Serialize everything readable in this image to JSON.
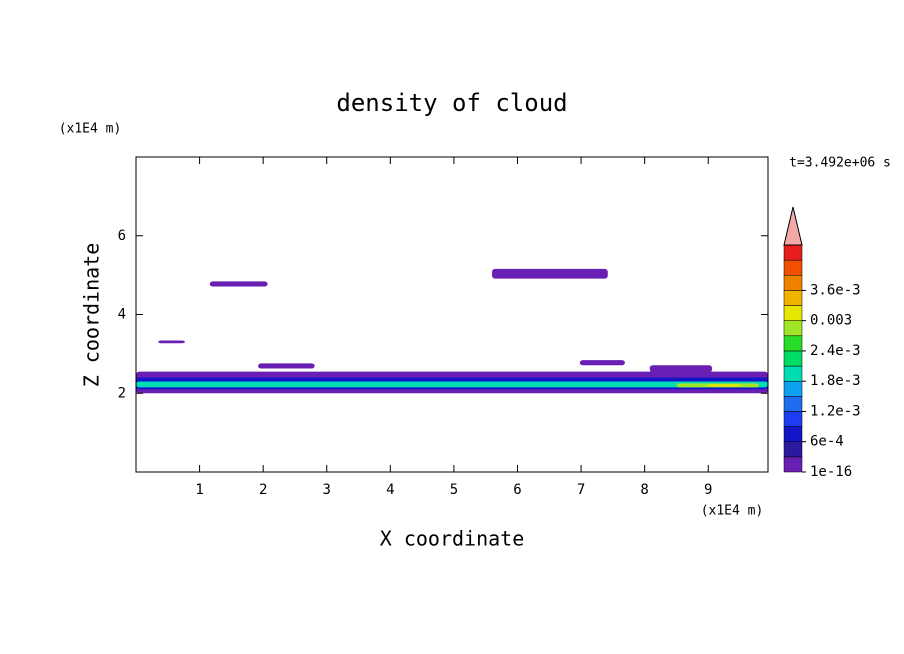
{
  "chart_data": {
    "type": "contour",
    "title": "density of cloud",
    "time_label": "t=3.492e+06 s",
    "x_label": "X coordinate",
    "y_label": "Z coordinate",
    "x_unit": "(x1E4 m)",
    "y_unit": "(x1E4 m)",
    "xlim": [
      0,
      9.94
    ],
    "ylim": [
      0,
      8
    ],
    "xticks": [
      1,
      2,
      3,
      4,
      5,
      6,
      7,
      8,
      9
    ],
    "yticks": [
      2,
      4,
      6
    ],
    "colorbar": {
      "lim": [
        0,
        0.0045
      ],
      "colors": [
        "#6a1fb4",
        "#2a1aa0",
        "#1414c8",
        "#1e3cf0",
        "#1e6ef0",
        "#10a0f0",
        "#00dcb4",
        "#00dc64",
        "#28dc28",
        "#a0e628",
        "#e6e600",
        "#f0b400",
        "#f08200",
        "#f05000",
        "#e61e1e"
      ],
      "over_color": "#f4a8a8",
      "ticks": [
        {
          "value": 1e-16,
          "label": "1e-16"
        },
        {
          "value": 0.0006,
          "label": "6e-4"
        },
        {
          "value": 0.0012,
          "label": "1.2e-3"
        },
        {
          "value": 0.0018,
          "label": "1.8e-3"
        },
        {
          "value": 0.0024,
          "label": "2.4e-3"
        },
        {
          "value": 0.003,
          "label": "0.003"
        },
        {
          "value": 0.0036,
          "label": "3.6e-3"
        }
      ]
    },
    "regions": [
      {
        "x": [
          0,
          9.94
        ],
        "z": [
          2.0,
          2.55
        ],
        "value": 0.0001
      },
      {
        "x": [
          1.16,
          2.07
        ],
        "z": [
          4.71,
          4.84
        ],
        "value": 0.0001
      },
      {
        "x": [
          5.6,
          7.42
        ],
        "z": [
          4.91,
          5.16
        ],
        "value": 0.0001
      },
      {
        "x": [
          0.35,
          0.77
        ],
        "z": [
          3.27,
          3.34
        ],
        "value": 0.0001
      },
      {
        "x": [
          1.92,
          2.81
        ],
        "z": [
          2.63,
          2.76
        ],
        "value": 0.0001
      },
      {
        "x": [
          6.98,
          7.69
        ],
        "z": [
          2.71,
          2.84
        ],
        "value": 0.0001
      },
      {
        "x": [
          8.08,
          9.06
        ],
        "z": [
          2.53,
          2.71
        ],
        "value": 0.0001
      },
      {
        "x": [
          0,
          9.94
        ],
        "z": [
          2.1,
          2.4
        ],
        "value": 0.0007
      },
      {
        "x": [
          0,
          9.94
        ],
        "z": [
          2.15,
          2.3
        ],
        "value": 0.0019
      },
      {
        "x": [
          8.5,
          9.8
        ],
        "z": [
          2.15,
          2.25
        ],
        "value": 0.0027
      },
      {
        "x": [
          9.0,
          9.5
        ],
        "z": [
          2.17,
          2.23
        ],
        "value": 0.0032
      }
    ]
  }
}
- - - -
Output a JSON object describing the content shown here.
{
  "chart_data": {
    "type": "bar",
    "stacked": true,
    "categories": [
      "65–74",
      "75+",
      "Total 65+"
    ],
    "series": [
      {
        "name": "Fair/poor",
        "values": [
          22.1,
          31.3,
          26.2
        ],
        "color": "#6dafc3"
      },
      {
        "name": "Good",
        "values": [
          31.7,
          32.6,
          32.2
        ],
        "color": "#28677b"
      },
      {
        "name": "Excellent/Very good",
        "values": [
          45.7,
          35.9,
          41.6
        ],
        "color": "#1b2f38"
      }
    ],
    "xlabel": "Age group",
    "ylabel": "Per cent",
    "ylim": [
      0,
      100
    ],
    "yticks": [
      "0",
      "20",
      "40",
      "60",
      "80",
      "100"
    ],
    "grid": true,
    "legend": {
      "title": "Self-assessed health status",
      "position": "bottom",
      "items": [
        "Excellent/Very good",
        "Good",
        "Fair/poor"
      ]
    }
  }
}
- - - -
▶ **Required task**:
Note each line of the entries that has "name" in it, and copy those lines.

▶ **Exercise response**:
        "name": "Fair/poor",
        "name": "Good",
        "name": "Excellent/Very good",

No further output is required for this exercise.